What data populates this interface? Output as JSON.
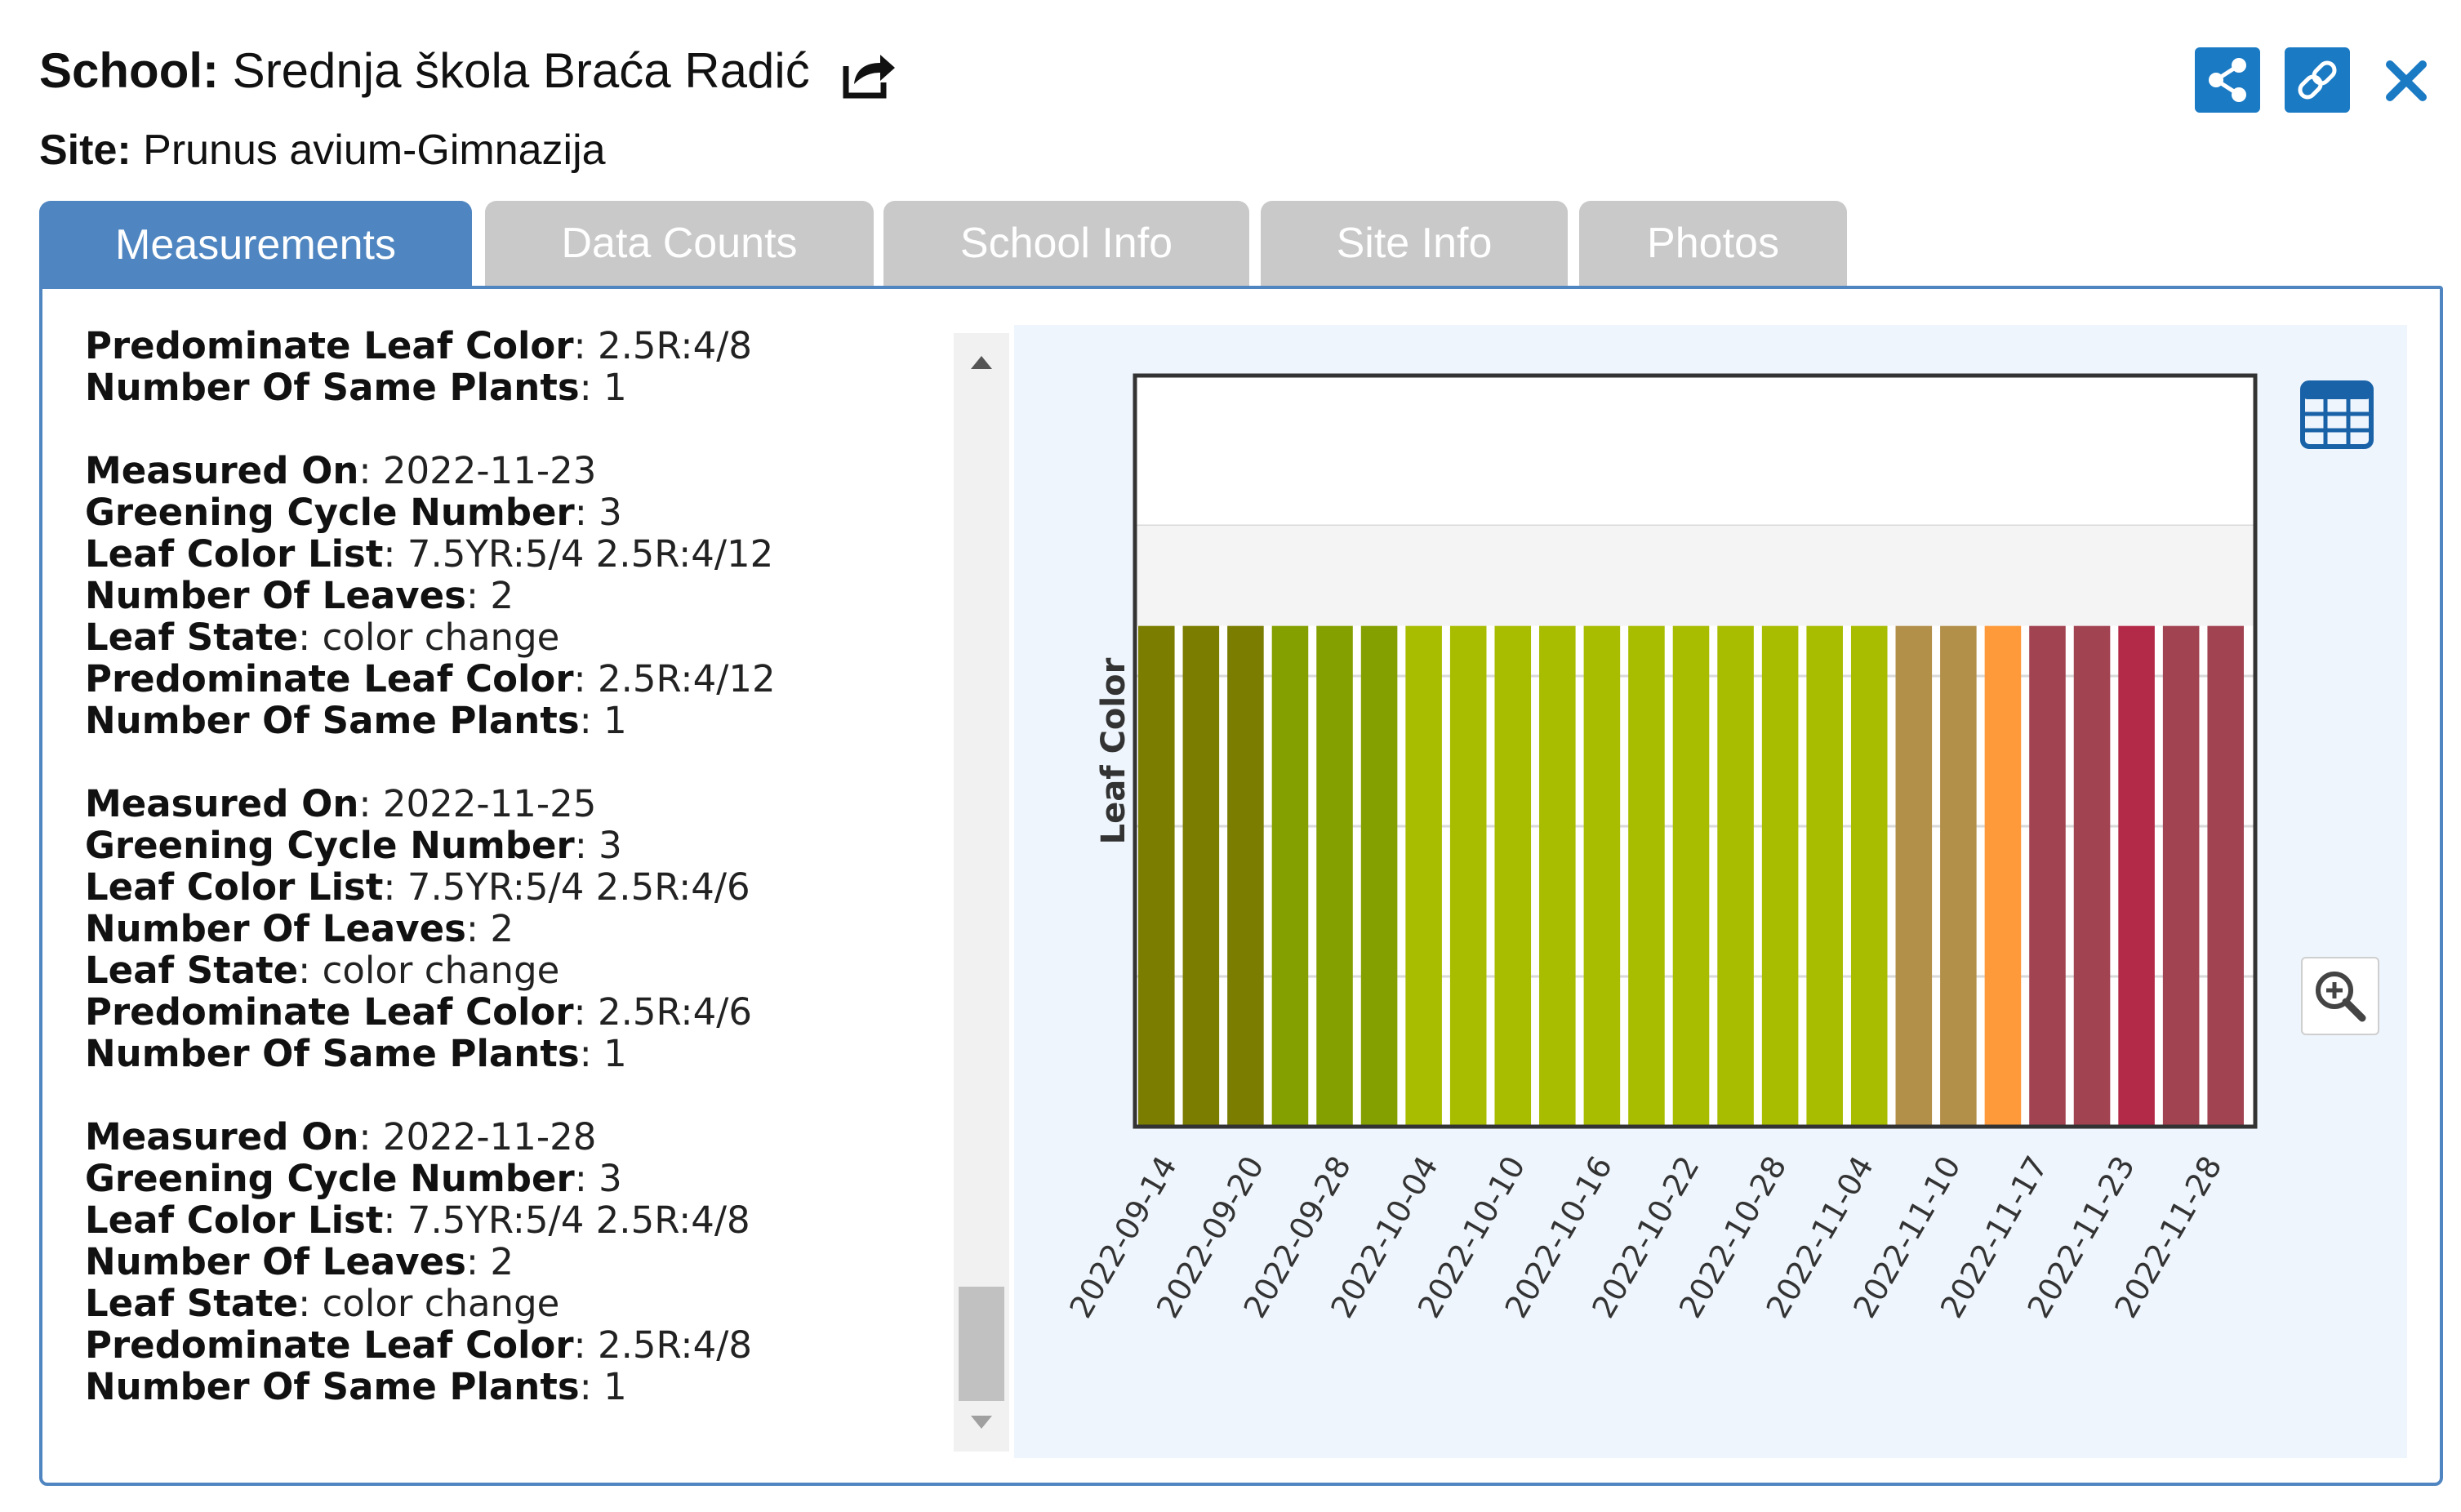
{
  "header": {
    "school_label": "School:",
    "school_name": "Srednja škola Braća Radić",
    "site_label": "Site:",
    "site_name": "Prunus avium-Gimnazija"
  },
  "icons": {
    "external": "external-link-icon",
    "share": "share-icon",
    "link": "link-icon",
    "close": "close-icon",
    "table": "table-icon",
    "zoom": "zoom-in-icon"
  },
  "colors": {
    "accent": "#4f86c1",
    "button": "#1a7ac4",
    "tab_inactive": "#c9c9c9"
  },
  "tabs": [
    {
      "label": "Measurements",
      "active": true
    },
    {
      "label": "Data Counts",
      "active": false
    },
    {
      "label": "School Info",
      "active": false
    },
    {
      "label": "Site Info",
      "active": false
    },
    {
      "label": "Photos",
      "active": false
    }
  ],
  "records": [
    [
      {
        "k": "Predominate Leaf Color",
        "v": "2.5R:4/8"
      },
      {
        "k": "Number Of Same Plants",
        "v": "1"
      }
    ],
    [
      {
        "k": "Measured On",
        "v": "2022-11-23"
      },
      {
        "k": "Greening Cycle Number",
        "v": "3"
      },
      {
        "k": "Leaf Color List",
        "v": "7.5YR:5/4 2.5R:4/12"
      },
      {
        "k": "Number Of Leaves",
        "v": "2"
      },
      {
        "k": "Leaf State",
        "v": "color change"
      },
      {
        "k": "Predominate Leaf Color",
        "v": "2.5R:4/12"
      },
      {
        "k": "Number Of Same Plants",
        "v": "1"
      }
    ],
    [
      {
        "k": "Measured On",
        "v": "2022-11-25"
      },
      {
        "k": "Greening Cycle Number",
        "v": "3"
      },
      {
        "k": "Leaf Color List",
        "v": "7.5YR:5/4 2.5R:4/6"
      },
      {
        "k": "Number Of Leaves",
        "v": "2"
      },
      {
        "k": "Leaf State",
        "v": "color change"
      },
      {
        "k": "Predominate Leaf Color",
        "v": "2.5R:4/6"
      },
      {
        "k": "Number Of Same Plants",
        "v": "1"
      }
    ],
    [
      {
        "k": "Measured On",
        "v": "2022-11-28"
      },
      {
        "k": "Greening Cycle Number",
        "v": "3"
      },
      {
        "k": "Leaf Color List",
        "v": "7.5YR:5/4 2.5R:4/8"
      },
      {
        "k": "Number Of Leaves",
        "v": "2"
      },
      {
        "k": "Leaf State",
        "v": "color change"
      },
      {
        "k": "Predominate Leaf Color",
        "v": "2.5R:4/8"
      },
      {
        "k": "Number Of Same Plants",
        "v": "1"
      }
    ]
  ],
  "chart_data": {
    "type": "bar",
    "ylabel": "Leaf Color",
    "xlabel": "",
    "grid": true,
    "tick_labels": [
      "2022-09-14",
      "2022-09-20",
      "2022-09-28",
      "2022-10-04",
      "2022-10-10",
      "2022-10-16",
      "2022-10-22",
      "2022-10-28",
      "2022-11-04",
      "2022-11-10",
      "2022-11-17",
      "2022-11-23",
      "2022-11-28"
    ],
    "values": [
      1,
      1,
      1,
      1,
      1,
      1,
      1,
      1,
      1,
      1,
      1,
      1,
      1,
      1,
      1,
      1,
      1,
      1,
      1,
      1,
      1,
      1,
      1,
      1,
      1
    ],
    "ylim": [
      0,
      1.5
    ],
    "bar_colors": [
      "#7a7d00",
      "#7a7d00",
      "#7a7d00",
      "#84a000",
      "#84a000",
      "#84a000",
      "#a9bd00",
      "#a9bd00",
      "#a9bd00",
      "#a9bd00",
      "#a9bd00",
      "#a9bd00",
      "#a9bd00",
      "#a9bd00",
      "#a9bd00",
      "#a9bd00",
      "#a9bd00",
      "#b3904a",
      "#b3904a",
      "#ff9a3a",
      "#a24352",
      "#a24352",
      "#b32a48",
      "#a24352",
      "#a24352"
    ]
  }
}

----

◆ **Exercise aim**
Collect each line of the entries that has the word "link", copying it in full.

◆ **Result of the exercise**
    "external": "external-link-icon",
    "link": "link-icon",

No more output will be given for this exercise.